DIRECTIVE
Reproduce the records below exactly as they appear.

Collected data

....

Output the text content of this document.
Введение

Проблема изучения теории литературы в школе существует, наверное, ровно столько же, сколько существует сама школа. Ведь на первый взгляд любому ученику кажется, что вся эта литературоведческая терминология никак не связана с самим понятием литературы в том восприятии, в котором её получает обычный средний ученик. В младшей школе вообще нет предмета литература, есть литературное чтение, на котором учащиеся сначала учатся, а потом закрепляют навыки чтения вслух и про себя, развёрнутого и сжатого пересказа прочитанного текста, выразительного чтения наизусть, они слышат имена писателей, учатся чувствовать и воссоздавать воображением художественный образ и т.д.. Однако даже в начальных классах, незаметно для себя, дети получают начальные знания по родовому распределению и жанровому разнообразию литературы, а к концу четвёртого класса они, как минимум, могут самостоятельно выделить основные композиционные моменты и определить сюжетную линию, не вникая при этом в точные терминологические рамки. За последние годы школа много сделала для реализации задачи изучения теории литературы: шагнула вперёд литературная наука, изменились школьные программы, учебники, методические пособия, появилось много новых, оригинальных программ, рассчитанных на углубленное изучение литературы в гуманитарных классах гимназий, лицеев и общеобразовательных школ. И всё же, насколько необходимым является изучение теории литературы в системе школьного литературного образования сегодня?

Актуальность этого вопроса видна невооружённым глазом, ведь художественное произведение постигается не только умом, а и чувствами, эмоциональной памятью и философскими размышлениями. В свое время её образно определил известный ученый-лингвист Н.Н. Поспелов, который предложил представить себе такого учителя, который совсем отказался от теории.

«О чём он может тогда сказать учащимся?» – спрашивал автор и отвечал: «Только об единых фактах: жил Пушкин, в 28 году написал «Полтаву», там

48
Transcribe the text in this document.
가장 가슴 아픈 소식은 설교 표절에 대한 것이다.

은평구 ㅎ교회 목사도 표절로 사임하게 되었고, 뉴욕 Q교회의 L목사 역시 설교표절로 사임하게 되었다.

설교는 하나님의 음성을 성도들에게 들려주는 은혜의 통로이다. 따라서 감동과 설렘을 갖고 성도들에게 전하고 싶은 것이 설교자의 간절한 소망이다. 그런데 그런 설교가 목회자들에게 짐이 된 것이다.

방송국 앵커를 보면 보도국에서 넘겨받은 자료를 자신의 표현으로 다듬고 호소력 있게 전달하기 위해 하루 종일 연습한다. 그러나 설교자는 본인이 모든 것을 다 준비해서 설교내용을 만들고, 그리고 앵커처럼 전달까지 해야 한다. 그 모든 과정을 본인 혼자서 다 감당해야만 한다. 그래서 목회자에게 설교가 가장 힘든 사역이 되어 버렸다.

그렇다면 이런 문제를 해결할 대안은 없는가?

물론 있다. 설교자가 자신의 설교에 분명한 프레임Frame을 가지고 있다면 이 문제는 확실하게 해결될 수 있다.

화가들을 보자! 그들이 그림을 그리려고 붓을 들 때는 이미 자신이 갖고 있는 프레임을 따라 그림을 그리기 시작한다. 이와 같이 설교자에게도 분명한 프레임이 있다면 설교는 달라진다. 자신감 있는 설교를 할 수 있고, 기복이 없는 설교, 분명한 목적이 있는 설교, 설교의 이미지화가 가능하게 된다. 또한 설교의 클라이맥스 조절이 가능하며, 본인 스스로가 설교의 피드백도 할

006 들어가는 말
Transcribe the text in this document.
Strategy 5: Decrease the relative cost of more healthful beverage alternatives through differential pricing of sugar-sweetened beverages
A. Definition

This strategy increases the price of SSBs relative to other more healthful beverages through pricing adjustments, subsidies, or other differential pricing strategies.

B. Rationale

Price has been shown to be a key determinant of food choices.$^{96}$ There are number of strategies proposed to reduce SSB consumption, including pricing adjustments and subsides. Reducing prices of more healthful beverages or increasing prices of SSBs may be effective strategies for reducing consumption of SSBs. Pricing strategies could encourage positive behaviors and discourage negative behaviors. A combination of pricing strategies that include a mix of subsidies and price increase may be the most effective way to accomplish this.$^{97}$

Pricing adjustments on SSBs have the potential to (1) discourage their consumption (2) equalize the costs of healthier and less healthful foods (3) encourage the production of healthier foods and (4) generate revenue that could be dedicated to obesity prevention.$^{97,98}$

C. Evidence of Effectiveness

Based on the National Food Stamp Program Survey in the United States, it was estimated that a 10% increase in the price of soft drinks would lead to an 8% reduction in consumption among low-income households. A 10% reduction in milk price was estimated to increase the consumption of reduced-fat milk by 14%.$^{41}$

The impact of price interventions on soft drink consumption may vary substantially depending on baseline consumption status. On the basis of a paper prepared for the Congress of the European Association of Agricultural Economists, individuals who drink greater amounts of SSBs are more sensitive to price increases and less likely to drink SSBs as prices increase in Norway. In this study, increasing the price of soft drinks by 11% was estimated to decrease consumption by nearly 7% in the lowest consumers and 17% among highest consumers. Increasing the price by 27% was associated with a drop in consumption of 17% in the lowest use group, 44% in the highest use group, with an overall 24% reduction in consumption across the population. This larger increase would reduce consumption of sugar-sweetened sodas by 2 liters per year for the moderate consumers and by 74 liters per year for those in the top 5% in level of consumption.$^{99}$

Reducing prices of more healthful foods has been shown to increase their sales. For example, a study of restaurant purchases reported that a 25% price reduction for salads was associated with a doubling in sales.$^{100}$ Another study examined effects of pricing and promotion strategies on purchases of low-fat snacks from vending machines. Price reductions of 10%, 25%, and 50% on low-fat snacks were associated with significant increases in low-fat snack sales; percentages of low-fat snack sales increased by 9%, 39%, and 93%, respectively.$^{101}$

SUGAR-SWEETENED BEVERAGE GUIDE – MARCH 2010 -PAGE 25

....

EXERCISE OUTPUT
Output the text content of this document.
Введение

Проблема изучения теории литературы в школе существует, наверное, ровно столько же, сколько существует сама школа. Ведь на первый взгляд любому ученику кажется, что вся эта литературоведческая терминология никак не связана с самим понятием литературы в том восприятии, в котором её получает обычный средний ученик. В младшей школе вообще нет предмета литература, есть литературное чтение, на котором учащиеся сначала учатся, а потом закрепляют навыки чтения вслух и про себя, развёрнутого и сжатого пересказа прочитанного текста, выразительного чтения наизусть, они слышат имена писателей, учатся чувствовать и воссоздавать воображением художественный образ и т.д.. Однако даже в начальных классах, незаметно для себя, дети получают начальные знания по родовому распределению и жанровому разнообразию литературы, а к концу четвёртого класса они, как минимум, могут самостоятельно выделить основные композиционные моменты и определить сюжетную линию, не вникая при этом в точные терминологические рамки. За последние годы школа много сделала для реализации задачи изучения теории литературы: шагнула вперёд литературная наука, изменились школьные программы, учебники, методические пособия, появилось много новых, оригинальных программ, рассчитанных на углубленное изучение литературы в гуманитарных классах гимназий, лицеев и общеобразовательных школ. И всё же, насколько необходимым является изучение теории литературы в системе школьного литературного образования сегодня?

Актуальность этого вопроса видна невооружённым глазом, ведь художественное произведение постигается не только умом, а и чувствами, эмоциональной памятью и философскими размышлениями. В свое время её образно определил известный ученый-лингвист Н.Н. Поспелов, который предложил представить себе такого учителя, который совсем отказался от теории.

«О чём он может тогда сказать учащимся?» – спрашивал автор и отвечал: «Только об единых фактах: жил Пушкин, в 28 году написал «Полтаву», там

48
Transcribe the text in this document.
가장 가슴 아픈 소식은 설교 표절에 대한 것이다.

은평구 ㅎ교회 목사도 표절로 사임하게 되었고, 뉴욕 Q교회의 L목사 역시 설교표절로 사임하게 되었다.

설교는 하나님의 음성을 성도들에게 들려주는 은혜의 통로이다. 따라서 감동과 설렘을 갖고 성도들에게 전하고 싶은 것이 설교자의 간절한 소망이다. 그런데 그런 설교가 목회자들에게 짐이 된 것이다.

방송국 앵커를 보면 보도국에서 넘겨받은 자료를 자신의 표현으로 다듬고 호소력 있게 전달하기 위해 하루 종일 연습한다. 그러나 설교자는 본인이 모든 것을 다 준비해서 설교내용을 만들고, 그리고 앵커처럼 전달까지 해야 한다. 그 모든 과정을 본인 혼자서 다 감당해야만 한다. 그래서 목회자에게 설교가 가장 힘든 사역이 되어 버렸다.

그렇다면 이런 문제를 해결할 대안은 없는가?

물론 있다. 설교자가 자신의 설교에 분명한 프레임Frame을 가지고 있다면 이 문제는 확실하게 해결될 수 있다.

화가들을 보자! 그들이 그림을 그리려고 붓을 들 때는 이미 자신이 갖고 있는 프레임을 따라 그림을 그리기 시작한다. 이와 같이 설교자에게도 분명한 프레임이 있다면 설교는 달라진다. 자신감 있는 설교를 할 수 있고, 기복이 없는 설교, 분명한 목적이 있는 설교, 설교의 이미지화가 가능하게 된다. 또한 설교의 클라이맥스 조절이 가능하며, 본인 스스로가 설교의 피드백도 할

006 들어가는 말
Transcribe the text in this document.
Strategy 5: Decrease the relative cost of more healthful beverage alternatives through differential pricing of sugar-sweetened beverages
A. Definition

This strategy increases the price of SSBs relative to other more healthful beverages through pricing adjustments, subsidies, or other differential pricing strategies.

B. Rationale

Price has been shown to be a key determinant of food choices.$^{96}$ There are number of strategies proposed to reduce SSB consumption, including pricing adjustments and subsides. Reducing prices of more healthful beverages or increasing prices of SSBs may be effective strategies for reducing consumption of SSBs. Pricing strategies could encourage positive behaviors and discourage negative behaviors. A combination of pricing strategies that include a mix of subsidies and price increase may be the most effective way to accomplish this.$^{97}$

Pricing adjustments on SSBs have the potential to (1) discourage their consumption (2) equalize the costs of healthier and less healthful foods (3) encourage the production of healthier foods and (4) generate revenue that could be dedicated to obesity prevention.$^{97,98}$

C. Evidence of Effectiveness

Based on the National Food Stamp Program Survey in the United States, it was estimated that a 10% increase in the price of soft drinks would lead to an 8% reduction in consumption among low-income households. A 10% reduction in milk price was estimated to increase the consumption of reduced-fat milk by 14%.$^{41}$

The impact of price interventions on soft drink consumption may vary substantially depending on baseline consumption status. On the basis of a paper prepared for the Congress of the European Association of Agricultural Economists, individuals who drink greater amounts of SSBs are more sensitive to price increases and less likely to drink SSBs as prices increase in Norway. In this study, increasing the price of soft drinks by 11% was estimated to decrease consumption by nearly 7% in the lowest consumers and 17% among highest consumers. Increasing the price by 27% was associated with a drop in consumption of 17% in the lowest use group, 44% in the highest use group, with an overall 24% reduction in consumption across the population. This larger increase would reduce consumption of sugar-sweetened sodas by 2 liters per year for the moderate consumers and by 74 liters per year for those in the top 5% in level of consumption.$^{99}$

Reducing prices of more healthful foods has been shown to increase their sales. For example, a study of restaurant purchases reported that a 25% price reduction for salads was associated with a doubling in sales.$^{100}$ Another study examined effects of pricing and promotion strategies on purchases of low-fat snacks from vending machines. Price reductions of 10%, 25%, and 50% on low-fat snacks were associated with significant increases in low-fat snack sales; percentages of low-fat snack sales increased by 9%, 39%, and 93%, respectively.$^{101}$

SUGAR-SWEETENED BEVERAGE GUIDE – MARCH 2010 -PAGE 25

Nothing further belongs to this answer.